= SHORT EXERCISE =
Please transcribe the data below exactly. Leave the pictures out.
_____
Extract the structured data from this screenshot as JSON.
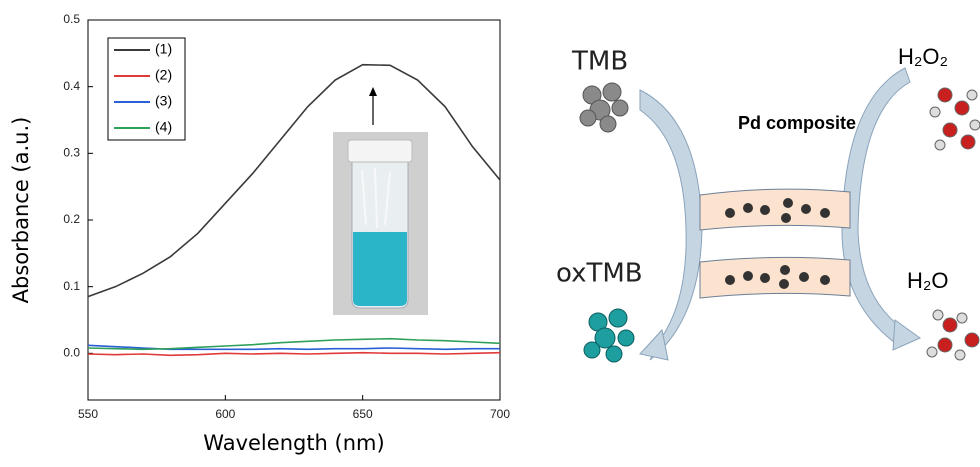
{
  "chart_data": {
    "type": "line",
    "x_label": "Wavelength (nm)",
    "y_label": "Absorbance (a.u.)",
    "x": [
      550,
      560,
      570,
      580,
      590,
      600,
      610,
      620,
      630,
      640,
      650,
      660,
      670,
      680,
      690,
      700
    ],
    "series": [
      {
        "name": "(1)",
        "color": "#3a3a3a",
        "values": [
          0.085,
          0.1,
          0.12,
          0.145,
          0.18,
          0.225,
          0.27,
          0.32,
          0.37,
          0.41,
          0.433,
          0.432,
          0.41,
          0.37,
          0.31,
          0.26
        ]
      },
      {
        "name": "(2)",
        "color": "#e03a3a",
        "values": [
          -0.001,
          -0.002,
          -0.001,
          -0.003,
          -0.002,
          0.0,
          -0.001,
          0.0,
          -0.001,
          0.0,
          0.001,
          0.0,
          0.0,
          -0.001,
          0.0,
          0.001
        ]
      },
      {
        "name": "(3)",
        "color": "#2a5fd6",
        "values": [
          0.012,
          0.01,
          0.008,
          0.006,
          0.006,
          0.006,
          0.006,
          0.007,
          0.006,
          0.007,
          0.007,
          0.008,
          0.007,
          0.006,
          0.007,
          0.007
        ]
      },
      {
        "name": "(4)",
        "color": "#2fa05a",
        "values": [
          0.008,
          0.007,
          0.006,
          0.007,
          0.009,
          0.011,
          0.013,
          0.016,
          0.018,
          0.02,
          0.021,
          0.022,
          0.02,
          0.019,
          0.017,
          0.015
        ]
      }
    ],
    "xlim": [
      550,
      700
    ],
    "xticks": [
      550,
      600,
      650,
      700
    ],
    "ylim": [
      -0.07,
      0.5
    ],
    "yticks": [
      {
        "value": 0,
        "label": "0.0"
      },
      0.1,
      0.2,
      0.3,
      0.4,
      0.5
    ],
    "legend": "upper-left",
    "grid": false
  },
  "diagram": {
    "reactant": "TMB",
    "product": "oxTMB",
    "catalyst": "Pd composite",
    "oxidant": "H₂O₂",
    "byproduct": "H₂O"
  }
}
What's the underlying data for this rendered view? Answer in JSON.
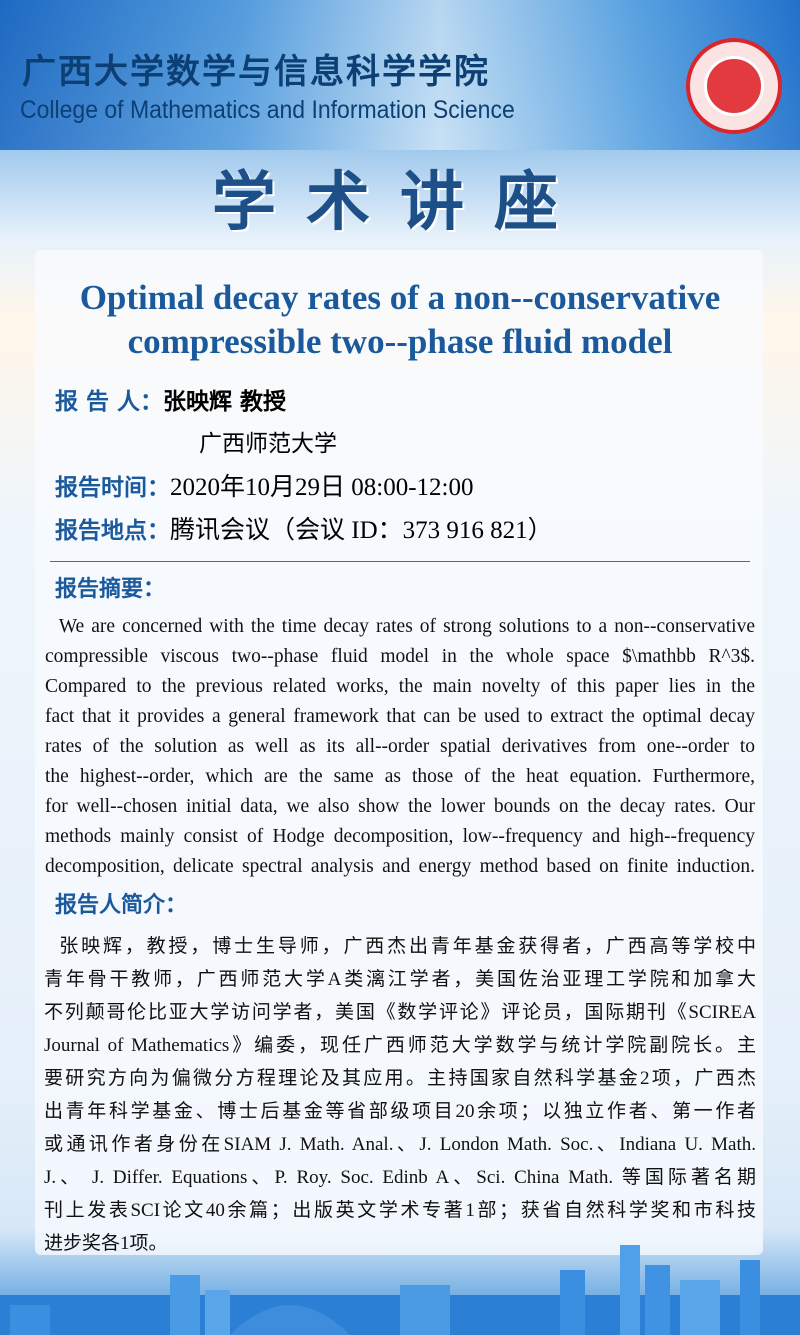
{
  "header": {
    "college_cn": "广西大学数学与信息科学学院",
    "college_en": "College of Mathematics and Information Science",
    "seal_icon": "university-seal"
  },
  "event_type": "学术讲座",
  "talk_title": [
    "Optimal decay rates of a non--conservative",
    "compressible two--phase fluid model"
  ],
  "info": {
    "speaker_label": "报 告 人：",
    "speaker": "张映辉  教授",
    "affiliation": "广西师范大学",
    "time_label": "报告时间：",
    "time": "2020年10月29日  08:00-12:00",
    "place_label": "报告地点：",
    "place": "腾讯会议（会议  ID：373 916 821）"
  },
  "abstract": {
    "heading": "报告摘要：",
    "lines": [
      "  We are concerned with the time decay rates of strong solutions to a non--conservative",
      "compressible viscous two--phase fluid model in the whole space $\\mathbb R^3$.",
      "Compared to the previous related works, the main novelty of this paper lies in the",
      "fact that it provides a general framework that can be used to extract the optimal decay",
      "rates of the solution as well as its all--order spatial derivatives from one--order to",
      "the highest--order, which are the same as those of the heat equation. Furthermore,",
      "for well--chosen initial data, we also show the lower bounds on the decay rates. Our",
      "methods mainly consist of Hodge decomposition, low--frequency and high--frequency",
      "decomposition, delicate spectral analysis and energy method based on finite induction."
    ]
  },
  "bio": {
    "heading": "报告人简介：",
    "lines": [
      "  张映辉，教授，博士生导师，广西杰出青年基金获得者，广西高等学校中",
      "青年骨干教师，广西师范大学A类漓江学者，美国佐治亚理工学院和加拿大",
      "不列颠哥伦比亚大学访问学者，美国《数学评论》评论员，国际期刊《SCIREA",
      "Journal of Mathematics》编委，现任广西师范大学数学与统计学院副院长。主",
      "要研究方向为偏微分方程理论及其应用。主持国家自然科学基金2项，广西杰",
      "出青年科学基金、博士后基金等省部级项目20余项；以独立作者、第一作者",
      "或通讯作者身份在SIAM J. Math. Anal.、J. London Math. Soc.、Indiana U. Math.",
      "J.、 J. Differ. Equations、P. Roy. Soc. Edinb A、Sci. China Math. 等国际著名期",
      "刊上发表SCI论文40余篇；出版英文学术专著1部；获省自然科学奖和市科技",
      "进步奖各1项。"
    ]
  },
  "colors": {
    "accent": "#1a5a9c",
    "title_dark": "#1d4f88",
    "seal_red": "#d9252b"
  }
}
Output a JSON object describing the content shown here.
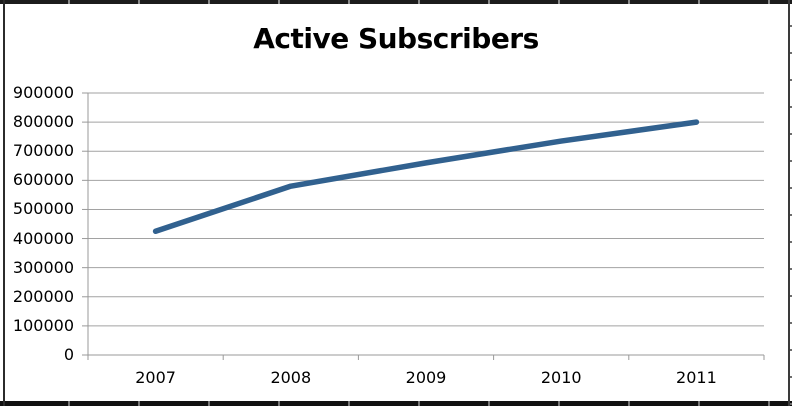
{
  "chart_data": {
    "type": "line",
    "title": "Active Subscribers",
    "categories": [
      "2007",
      "2008",
      "2009",
      "2010",
      "2011"
    ],
    "series": [
      {
        "name": "Active Subscribers",
        "values": [
          425000,
          580000,
          660000,
          735000,
          800000
        ]
      }
    ],
    "xlabel": "",
    "ylabel": "",
    "ylim": [
      0,
      900000
    ],
    "ytick_interval": 100000,
    "ytick_labels": [
      "0",
      "100000",
      "200000",
      "300000",
      "400000",
      "500000",
      "600000",
      "700000",
      "800000",
      "900000"
    ],
    "grid": true,
    "legend_position": "none",
    "line_color": "#31618F",
    "gridline_color": "#A2A2A2",
    "axis_color": "#999999",
    "label_color": "#000000",
    "title_color": "#000000",
    "background_color": "#FFFFFF"
  }
}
_____
= THE OUTPUT =
Extract the structured data from this screenshot as JSON.
{
  "chart_data": {
    "type": "line",
    "x_label": "Wavelength (nm)",
    "y_label": "Absorbance (a.u.)",
    "x": [
      550,
      560,
      570,
      580,
      590,
      600,
      610,
      620,
      630,
      640,
      650,
      660,
      670,
      680,
      690,
      700
    ],
    "series": [
      {
        "name": "(1)",
        "color": "#3a3a3a",
        "values": [
          0.085,
          0.1,
          0.12,
          0.145,
          0.18,
          0.225,
          0.27,
          0.32,
          0.37,
          0.41,
          0.433,
          0.432,
          0.41,
          0.37,
          0.31,
          0.26
        ]
      },
      {
        "name": "(2)",
        "color": "#e03a3a",
        "values": [
          -0.001,
          -0.002,
          -0.001,
          -0.003,
          -0.002,
          0.0,
          -0.001,
          0.0,
          -0.001,
          0.0,
          0.001,
          0.0,
          0.0,
          -0.001,
          0.0,
          0.001
        ]
      },
      {
        "name": "(3)",
        "color": "#2a5fd6",
        "values": [
          0.012,
          0.01,
          0.008,
          0.006,
          0.006,
          0.006,
          0.006,
          0.007,
          0.006,
          0.007,
          0.007,
          0.008,
          0.007,
          0.006,
          0.007,
          0.007
        ]
      },
      {
        "name": "(4)",
        "color": "#2fa05a",
        "values": [
          0.008,
          0.007,
          0.006,
          0.007,
          0.009,
          0.011,
          0.013,
          0.016,
          0.018,
          0.02,
          0.021,
          0.022,
          0.02,
          0.019,
          0.017,
          0.015
        ]
      }
    ],
    "xlim": [
      550,
      700
    ],
    "xticks": [
      550,
      600,
      650,
      700
    ],
    "ylim": [
      -0.07,
      0.5
    ],
    "yticks": [
      {
        "value": 0,
        "label": "0.0"
      },
      0.1,
      0.2,
      0.3,
      0.4,
      0.5
    ],
    "legend": "upper-left",
    "grid": false
  },
  "diagram": {
    "reactant": "TMB",
    "product": "oxTMB",
    "catalyst": "Pd composite",
    "oxidant": "H₂O₂",
    "byproduct": "H₂O"
  }
}
What's the underlying data for this rendered view? Answer in JSON.
{
  "header": {
    "college_cn": "广西大学数学与信息科学学院",
    "college_en": "College of Mathematics and Information Science",
    "seal_icon": "university-seal"
  },
  "event_type": "学术讲座",
  "talk_title": [
    "Optimal decay rates of a non--conservative",
    "compressible two--phase fluid model"
  ],
  "info": {
    "speaker_label": "报 告 人：",
    "speaker": "张映辉  教授",
    "affiliation": "广西师范大学",
    "time_label": "报告时间：",
    "time": "2020年10月29日  08:00-12:00",
    "place_label": "报告地点：",
    "place": "腾讯会议（会议  ID：373 916 821）"
  },
  "abstract": {
    "heading": "报告摘要：",
    "lines": [
      "  We are concerned with the time decay rates of strong solutions to a non--conservative",
      "compressible viscous two--phase fluid model in the whole space $\\mathbb R^3$.",
      "Compared to the previous related works, the main novelty of this paper lies in the",
      "fact that it provides a general framework that can be used to extract the optimal decay",
      "rates of the solution as well as its all--order spatial derivatives from one--order to",
      "the highest--order, which are the same as those of the heat equation. Furthermore,",
      "for well--chosen initial data, we also show the lower bounds on the decay rates. Our",
      "methods mainly consist of Hodge decomposition, low--frequency and high--frequency",
      "decomposition, delicate spectral analysis and energy method based on finite induction."
    ]
  },
  "bio": {
    "heading": "报告人简介：",
    "lines": [
      "  张映辉，教授，博士生导师，广西杰出青年基金获得者，广西高等学校中",
      "青年骨干教师，广西师范大学A类漓江学者，美国佐治亚理工学院和加拿大",
      "不列颠哥伦比亚大学访问学者，美国《数学评论》评论员，国际期刊《SCIREA",
      "Journal of Mathematics》编委，现任广西师范大学数学与统计学院副院长。主",
      "要研究方向为偏微分方程理论及其应用。主持国家自然科学基金2项，广西杰",
      "出青年科学基金、博士后基金等省部级项目20余项；以独立作者、第一作者",
      "或通讯作者身份在SIAM J. Math. Anal.、J. London Math. Soc.、Indiana U. Math.",
      "J.、 J. Differ. Equations、P. Roy. Soc. Edinb A、Sci. China Math. 等国际著名期",
      "刊上发表SCI论文40余篇；出版英文学术专著1部；获省自然科学奖和市科技",
      "进步奖各1项。"
    ]
  },
  "colors": {
    "accent": "#1a5a9c",
    "title_dark": "#1d4f88",
    "seal_red": "#d9252b"
  }
}
Output a JSON object describing the content shown here.
{
  "chart_data": {
    "type": "line",
    "title": "Active Subscribers",
    "categories": [
      "2007",
      "2008",
      "2009",
      "2010",
      "2011"
    ],
    "series": [
      {
        "name": "Active Subscribers",
        "values": [
          425000,
          580000,
          660000,
          735000,
          800000
        ]
      }
    ],
    "xlabel": "",
    "ylabel": "",
    "ylim": [
      0,
      900000
    ],
    "ytick_interval": 100000,
    "ytick_labels": [
      "0",
      "100000",
      "200000",
      "300000",
      "400000",
      "500000",
      "600000",
      "700000",
      "800000",
      "900000"
    ],
    "grid": true,
    "legend_position": "none",
    "line_color": "#31618F",
    "gridline_color": "#A2A2A2",
    "axis_color": "#999999",
    "label_color": "#000000",
    "title_color": "#000000",
    "background_color": "#FFFFFF"
  }
}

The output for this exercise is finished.